WHAT IS NEEDED
Among the records below, find each line that includes the string "Individual" and copy it.

DATASET RECORDS
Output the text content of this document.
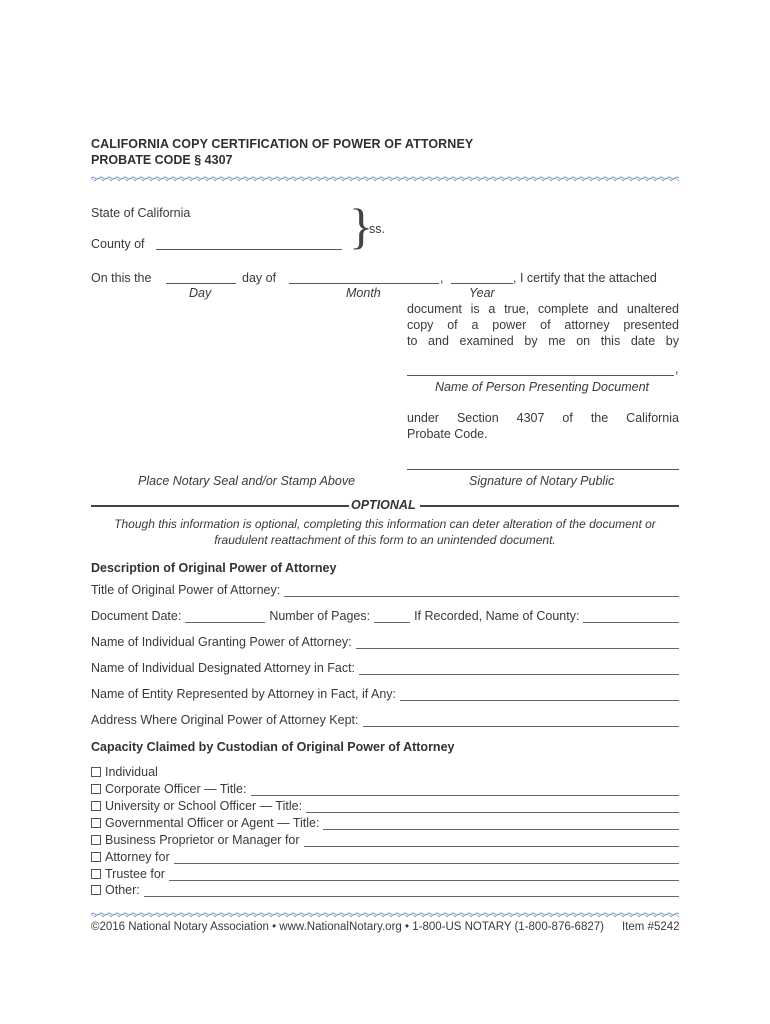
CALIFORNIA COPY CERTIFICATION OF POWER OF ATTORNEY
PROBATE CODE § 4307
State of California
County of	}
ss.
On this the	day of	,	, I certify that the attached
Day	Month	Year
document is a true, complete and unaltered
copy of a power of attorney presented
to and examined by me on this date by
,
Name of Person Presenting Document
under Section 4307 of the California
Probate Code.
Place Notary Seal and/or Stamp Above	Signature of Notary Public
OPTIONAL
Though this information is optional, completing this information can deter alteration of the document or
fraudulent reattachment of this form to an unintended document.
Description of Original Power of Attorney
Title of Original Power of Attorney:
Document Date:	Number of Pages:	If Recorded, Name of County:
Name of Individual Granting Power of Attorney:
Name of Individual Designated Attorney in Fact:
Name of Entity Represented by Attorney in Fact, if Any:
Address Where Original Power of Attorney Kept:
Capacity Claimed by Custodian of Original Power of Attorney
Individual
Corporate Officer — Title:
University or School Officer — Title:
Governmental Officer or Agent — Title:
Business Proprietor or Manager for
Attorney for
Trustee for
Other:
©2016 National Notary Association • www.NationalNotary.org • 1-800-US NOTARY (1-800-876-6827) Item #5242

WRITTEN SOLUTION
Name of Individual Granting Power of Attorney:
Name of Individual Designated Attorney in Fact:
Individual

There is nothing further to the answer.